# [EXERCISE TASK]
Locate all lines with the word "納期等の区分" and copy them out.

*** RECORDS FOR THIS EXERCISE

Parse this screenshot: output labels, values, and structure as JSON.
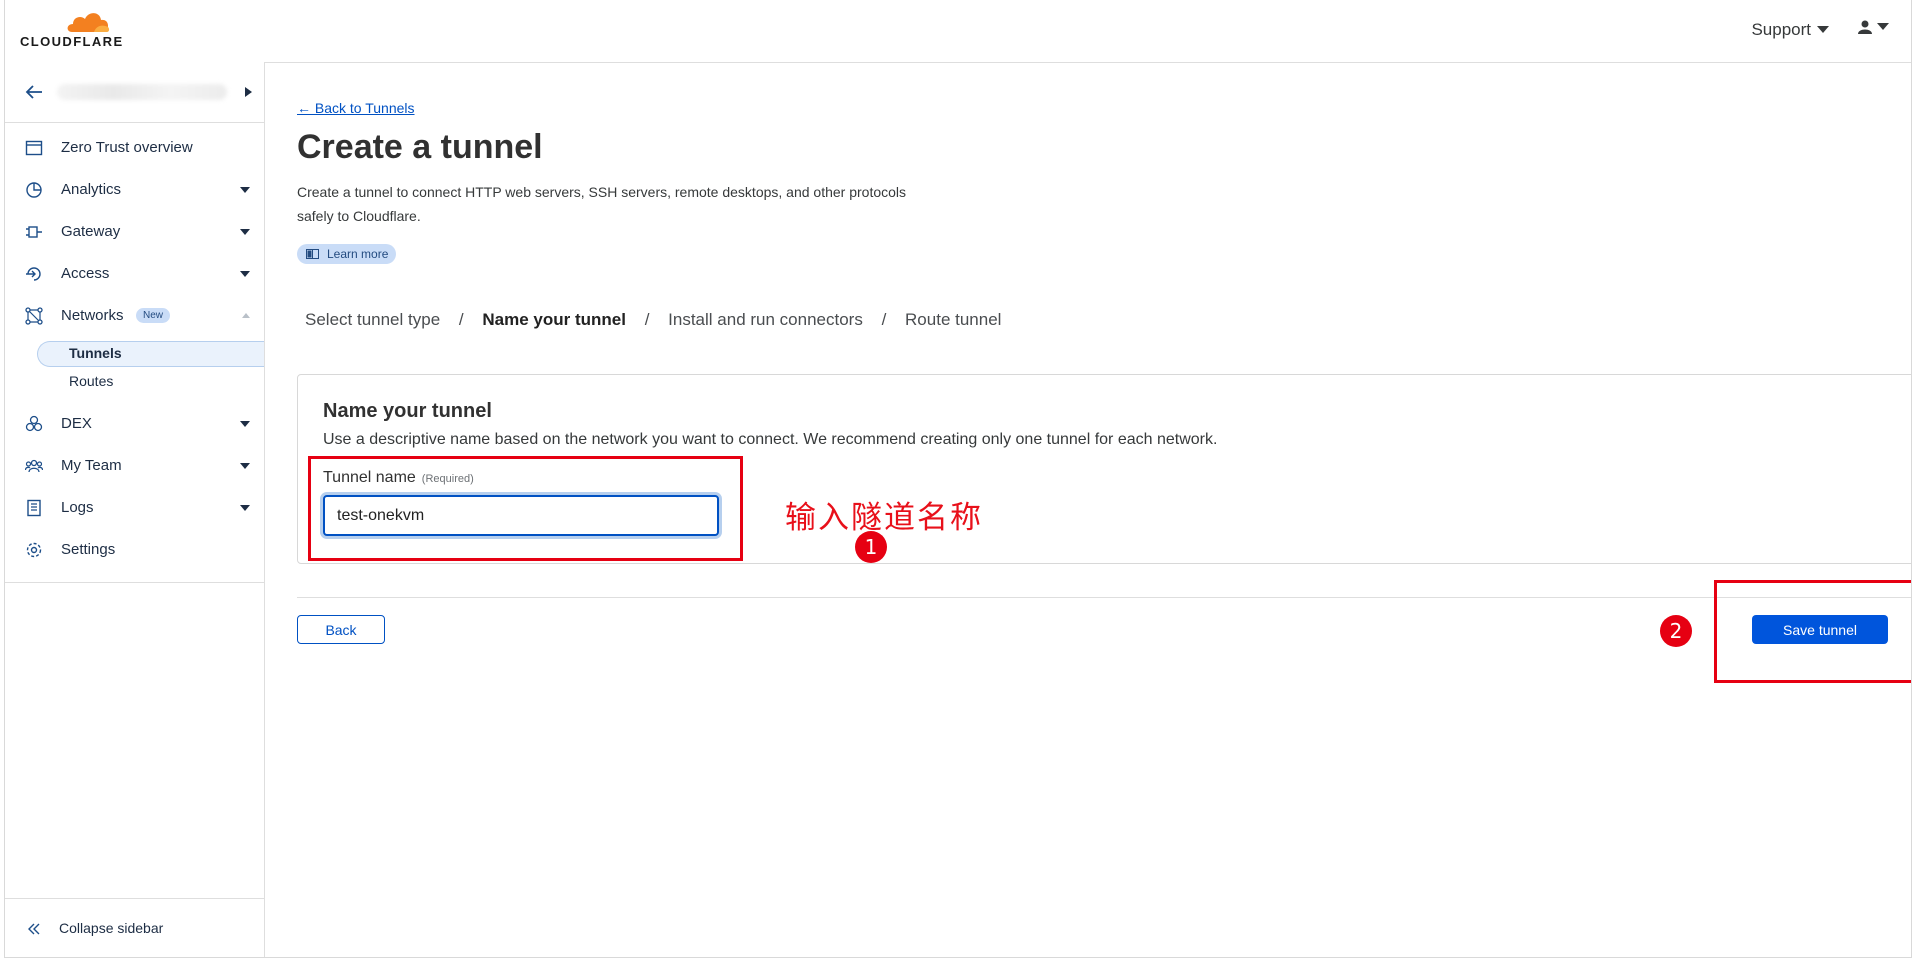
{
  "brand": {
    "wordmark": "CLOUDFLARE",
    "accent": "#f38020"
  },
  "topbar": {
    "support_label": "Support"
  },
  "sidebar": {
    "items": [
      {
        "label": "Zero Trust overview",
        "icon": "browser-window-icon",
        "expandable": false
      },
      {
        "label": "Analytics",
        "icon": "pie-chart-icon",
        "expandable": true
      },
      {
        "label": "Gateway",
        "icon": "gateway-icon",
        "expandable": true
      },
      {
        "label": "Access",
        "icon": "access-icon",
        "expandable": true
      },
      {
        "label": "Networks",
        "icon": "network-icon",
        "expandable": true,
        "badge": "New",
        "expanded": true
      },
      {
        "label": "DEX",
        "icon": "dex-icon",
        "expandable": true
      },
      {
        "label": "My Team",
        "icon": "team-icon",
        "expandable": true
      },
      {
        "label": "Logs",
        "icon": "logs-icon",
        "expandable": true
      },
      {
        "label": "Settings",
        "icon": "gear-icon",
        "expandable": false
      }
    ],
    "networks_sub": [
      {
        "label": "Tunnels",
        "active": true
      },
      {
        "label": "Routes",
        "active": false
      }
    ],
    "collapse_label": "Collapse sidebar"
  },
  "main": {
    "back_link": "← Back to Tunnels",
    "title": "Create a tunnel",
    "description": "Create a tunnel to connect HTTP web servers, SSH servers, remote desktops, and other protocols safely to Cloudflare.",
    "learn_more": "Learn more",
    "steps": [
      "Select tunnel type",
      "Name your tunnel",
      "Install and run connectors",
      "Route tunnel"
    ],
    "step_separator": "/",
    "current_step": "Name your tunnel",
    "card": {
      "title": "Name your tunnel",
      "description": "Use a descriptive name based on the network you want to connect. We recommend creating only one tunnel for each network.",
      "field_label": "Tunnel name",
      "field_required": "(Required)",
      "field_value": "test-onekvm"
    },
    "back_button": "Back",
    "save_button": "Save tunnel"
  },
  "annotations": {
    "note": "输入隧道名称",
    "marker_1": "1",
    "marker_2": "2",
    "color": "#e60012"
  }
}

******
*** RECORDS FOR THIS EXERCISE

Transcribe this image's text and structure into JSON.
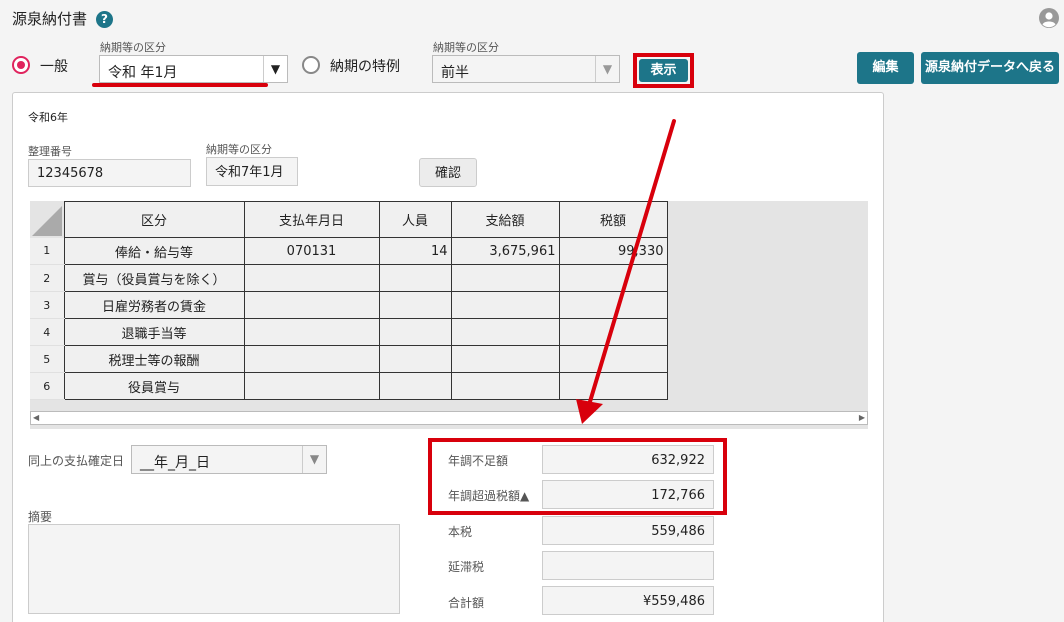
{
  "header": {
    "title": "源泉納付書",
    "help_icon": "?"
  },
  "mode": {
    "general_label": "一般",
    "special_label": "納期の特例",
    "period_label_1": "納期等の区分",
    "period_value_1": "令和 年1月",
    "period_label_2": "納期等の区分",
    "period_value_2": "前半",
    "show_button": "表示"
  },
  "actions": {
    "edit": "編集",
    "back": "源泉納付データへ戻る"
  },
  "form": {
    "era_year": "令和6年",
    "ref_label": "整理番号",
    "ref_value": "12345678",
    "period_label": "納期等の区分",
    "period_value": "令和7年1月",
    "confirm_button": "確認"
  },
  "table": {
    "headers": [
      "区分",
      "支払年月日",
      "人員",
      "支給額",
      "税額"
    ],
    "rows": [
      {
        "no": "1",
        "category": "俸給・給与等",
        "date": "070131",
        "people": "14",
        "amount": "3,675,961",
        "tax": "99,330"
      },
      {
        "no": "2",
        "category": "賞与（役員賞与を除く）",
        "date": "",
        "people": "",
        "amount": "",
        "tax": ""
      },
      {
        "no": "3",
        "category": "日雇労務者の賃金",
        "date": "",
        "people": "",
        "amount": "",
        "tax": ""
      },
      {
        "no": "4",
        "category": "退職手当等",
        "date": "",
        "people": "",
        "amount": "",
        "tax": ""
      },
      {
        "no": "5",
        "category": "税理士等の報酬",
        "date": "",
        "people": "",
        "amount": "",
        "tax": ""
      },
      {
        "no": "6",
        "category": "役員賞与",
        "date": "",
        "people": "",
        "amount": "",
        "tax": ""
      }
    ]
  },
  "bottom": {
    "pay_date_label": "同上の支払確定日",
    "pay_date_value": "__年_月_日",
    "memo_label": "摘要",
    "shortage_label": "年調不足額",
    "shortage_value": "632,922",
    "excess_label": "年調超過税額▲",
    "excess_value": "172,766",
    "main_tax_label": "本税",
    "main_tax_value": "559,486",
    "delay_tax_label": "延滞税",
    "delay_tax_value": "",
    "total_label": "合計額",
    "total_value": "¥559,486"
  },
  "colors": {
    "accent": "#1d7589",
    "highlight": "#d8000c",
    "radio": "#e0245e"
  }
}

******

# [SOLUTION TO THIS PROBLEM]
    "period_label_1": "納期等の区分",
    "period_label_2": "納期等の区分",
    "period_label": "納期等の区分",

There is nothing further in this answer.